The entries below are to be written out again without alteration.

BEGIN Material to process

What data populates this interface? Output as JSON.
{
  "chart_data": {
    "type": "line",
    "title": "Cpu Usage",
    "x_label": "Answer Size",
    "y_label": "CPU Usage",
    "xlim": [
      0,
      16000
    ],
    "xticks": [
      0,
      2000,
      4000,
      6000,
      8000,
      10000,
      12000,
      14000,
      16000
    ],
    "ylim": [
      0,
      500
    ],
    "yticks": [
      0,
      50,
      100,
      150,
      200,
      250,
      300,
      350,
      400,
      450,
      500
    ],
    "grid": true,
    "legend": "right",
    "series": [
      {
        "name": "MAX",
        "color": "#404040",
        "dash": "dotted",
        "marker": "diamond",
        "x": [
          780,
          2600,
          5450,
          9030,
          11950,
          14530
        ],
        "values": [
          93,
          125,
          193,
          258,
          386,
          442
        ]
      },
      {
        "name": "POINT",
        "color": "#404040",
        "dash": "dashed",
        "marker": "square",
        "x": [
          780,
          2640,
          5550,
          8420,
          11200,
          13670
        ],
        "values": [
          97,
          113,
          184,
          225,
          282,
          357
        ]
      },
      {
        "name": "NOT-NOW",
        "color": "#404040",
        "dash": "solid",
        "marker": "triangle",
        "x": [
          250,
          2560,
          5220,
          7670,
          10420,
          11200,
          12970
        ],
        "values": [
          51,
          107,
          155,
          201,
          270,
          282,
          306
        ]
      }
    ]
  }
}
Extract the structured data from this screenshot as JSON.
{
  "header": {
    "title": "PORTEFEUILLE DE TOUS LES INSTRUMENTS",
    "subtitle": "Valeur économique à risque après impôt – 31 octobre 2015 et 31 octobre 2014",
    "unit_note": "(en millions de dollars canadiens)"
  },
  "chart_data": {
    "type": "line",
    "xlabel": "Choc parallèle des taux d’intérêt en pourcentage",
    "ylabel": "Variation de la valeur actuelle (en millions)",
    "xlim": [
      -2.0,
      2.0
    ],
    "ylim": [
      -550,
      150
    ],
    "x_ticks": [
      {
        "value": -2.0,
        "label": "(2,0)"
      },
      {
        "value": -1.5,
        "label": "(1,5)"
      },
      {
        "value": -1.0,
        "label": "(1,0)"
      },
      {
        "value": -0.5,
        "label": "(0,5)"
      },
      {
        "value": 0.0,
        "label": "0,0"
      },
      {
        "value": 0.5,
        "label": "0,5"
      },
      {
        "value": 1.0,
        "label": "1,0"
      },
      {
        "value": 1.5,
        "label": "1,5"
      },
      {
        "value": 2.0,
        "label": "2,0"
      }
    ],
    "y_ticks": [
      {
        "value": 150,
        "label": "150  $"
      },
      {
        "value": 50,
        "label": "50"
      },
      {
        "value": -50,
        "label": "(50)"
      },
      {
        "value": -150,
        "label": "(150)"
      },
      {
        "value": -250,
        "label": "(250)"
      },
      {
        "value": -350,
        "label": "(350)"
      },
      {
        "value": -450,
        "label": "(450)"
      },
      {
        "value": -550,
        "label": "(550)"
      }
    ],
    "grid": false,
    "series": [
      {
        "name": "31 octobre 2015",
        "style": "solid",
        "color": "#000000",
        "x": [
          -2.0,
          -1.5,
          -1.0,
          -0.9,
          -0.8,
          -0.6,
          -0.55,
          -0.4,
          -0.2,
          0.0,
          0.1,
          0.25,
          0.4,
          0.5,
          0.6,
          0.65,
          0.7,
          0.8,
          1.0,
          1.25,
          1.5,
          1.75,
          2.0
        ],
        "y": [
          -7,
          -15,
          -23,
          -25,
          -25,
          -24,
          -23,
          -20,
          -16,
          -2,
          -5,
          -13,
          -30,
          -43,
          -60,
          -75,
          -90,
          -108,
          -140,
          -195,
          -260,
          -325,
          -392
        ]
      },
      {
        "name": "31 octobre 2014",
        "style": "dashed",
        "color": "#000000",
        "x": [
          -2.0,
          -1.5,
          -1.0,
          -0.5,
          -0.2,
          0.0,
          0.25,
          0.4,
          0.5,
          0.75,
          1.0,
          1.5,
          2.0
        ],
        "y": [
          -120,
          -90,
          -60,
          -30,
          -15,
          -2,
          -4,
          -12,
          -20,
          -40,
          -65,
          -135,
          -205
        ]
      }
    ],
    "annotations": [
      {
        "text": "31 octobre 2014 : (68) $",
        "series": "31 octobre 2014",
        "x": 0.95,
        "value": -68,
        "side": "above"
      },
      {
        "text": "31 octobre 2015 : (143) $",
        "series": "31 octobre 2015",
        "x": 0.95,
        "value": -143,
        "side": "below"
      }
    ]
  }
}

END Material to process

◆ **Reply**
What data populates this interface? Output as JSON.
{
  "chart_data": {
    "type": "line",
    "title": "Cpu Usage",
    "x_label": "Answer Size",
    "y_label": "CPU Usage",
    "xlim": [
      0,
      16000
    ],
    "xticks": [
      0,
      2000,
      4000,
      6000,
      8000,
      10000,
      12000,
      14000,
      16000
    ],
    "ylim": [
      0,
      500
    ],
    "yticks": [
      0,
      50,
      100,
      150,
      200,
      250,
      300,
      350,
      400,
      450,
      500
    ],
    "grid": true,
    "legend": "right",
    "series": [
      {
        "name": "MAX",
        "color": "#404040",
        "dash": "dotted",
        "marker": "diamond",
        "x": [
          780,
          2600,
          5450,
          9030,
          11950,
          14530
        ],
        "values": [
          93,
          125,
          193,
          258,
          386,
          442
        ]
      },
      {
        "name": "POINT",
        "color": "#404040",
        "dash": "dashed",
        "marker": "square",
        "x": [
          780,
          2640,
          5550,
          8420,
          11200,
          13670
        ],
        "values": [
          97,
          113,
          184,
          225,
          282,
          357
        ]
      },
      {
        "name": "NOT-NOW",
        "color": "#404040",
        "dash": "solid",
        "marker": "triangle",
        "x": [
          250,
          2560,
          5220,
          7670,
          10420,
          11200,
          12970
        ],
        "values": [
          51,
          107,
          155,
          201,
          270,
          282,
          306
        ]
      }
    ]
  }
}
Extract the structured data from this screenshot as JSON.
{
  "header": {
    "title": "PORTEFEUILLE DE TOUS LES INSTRUMENTS",
    "subtitle": "Valeur économique à risque après impôt – 31 octobre 2015 et 31 octobre 2014",
    "unit_note": "(en millions de dollars canadiens)"
  },
  "chart_data": {
    "type": "line",
    "xlabel": "Choc parallèle des taux d’intérêt en pourcentage",
    "ylabel": "Variation de la valeur actuelle (en millions)",
    "xlim": [
      -2.0,
      2.0
    ],
    "ylim": [
      -550,
      150
    ],
    "x_ticks": [
      {
        "value": -2.0,
        "label": "(2,0)"
      },
      {
        "value": -1.5,
        "label": "(1,5)"
      },
      {
        "value": -1.0,
        "label": "(1,0)"
      },
      {
        "value": -0.5,
        "label": "(0,5)"
      },
      {
        "value": 0.0,
        "label": "0,0"
      },
      {
        "value": 0.5,
        "label": "0,5"
      },
      {
        "value": 1.0,
        "label": "1,0"
      },
      {
        "value": 1.5,
        "label": "1,5"
      },
      {
        "value": 2.0,
        "label": "2,0"
      }
    ],
    "y_ticks": [
      {
        "value": 150,
        "label": "150  $"
      },
      {
        "value": 50,
        "label": "50"
      },
      {
        "value": -50,
        "label": "(50)"
      },
      {
        "value": -150,
        "label": "(150)"
      },
      {
        "value": -250,
        "label": "(250)"
      },
      {
        "value": -350,
        "label": "(350)"
      },
      {
        "value": -450,
        "label": "(450)"
      },
      {
        "value": -550,
        "label": "(550)"
      }
    ],
    "grid": false,
    "series": [
      {
        "name": "31 octobre 2015",
        "style": "solid",
        "color": "#000000",
        "x": [
          -2.0,
          -1.5,
          -1.0,
          -0.9,
          -0.8,
          -0.6,
          -0.55,
          -0.4,
          -0.2,
          0.0,
          0.1,
          0.25,
          0.4,
          0.5,
          0.6,
          0.65,
          0.7,
          0.8,
          1.0,
          1.25,
          1.5,
          1.75,
          2.0
        ],
        "y": [
          -7,
          -15,
          -23,
          -25,
          -25,
          -24,
          -23,
          -20,
          -16,
          -2,
          -5,
          -13,
          -30,
          -43,
          -60,
          -75,
          -90,
          -108,
          -140,
          -195,
          -260,
          -325,
          -392
        ]
      },
      {
        "name": "31 octobre 2014",
        "style": "dashed",
        "color": "#000000",
        "x": [
          -2.0,
          -1.5,
          -1.0,
          -0.5,
          -0.2,
          0.0,
          0.25,
          0.4,
          0.5,
          0.75,
          1.0,
          1.5,
          2.0
        ],
        "y": [
          -120,
          -90,
          -60,
          -30,
          -15,
          -2,
          -4,
          -12,
          -20,
          -40,
          -65,
          -135,
          -205
        ]
      }
    ],
    "annotations": [
      {
        "text": "31 octobre 2014 : (68) $",
        "series": "31 octobre 2014",
        "x": 0.95,
        "value": -68,
        "side": "above"
      },
      {
        "text": "31 octobre 2015 : (143) $",
        "series": "31 octobre 2015",
        "x": 0.95,
        "value": -143,
        "side": "below"
      }
    ]
  }
}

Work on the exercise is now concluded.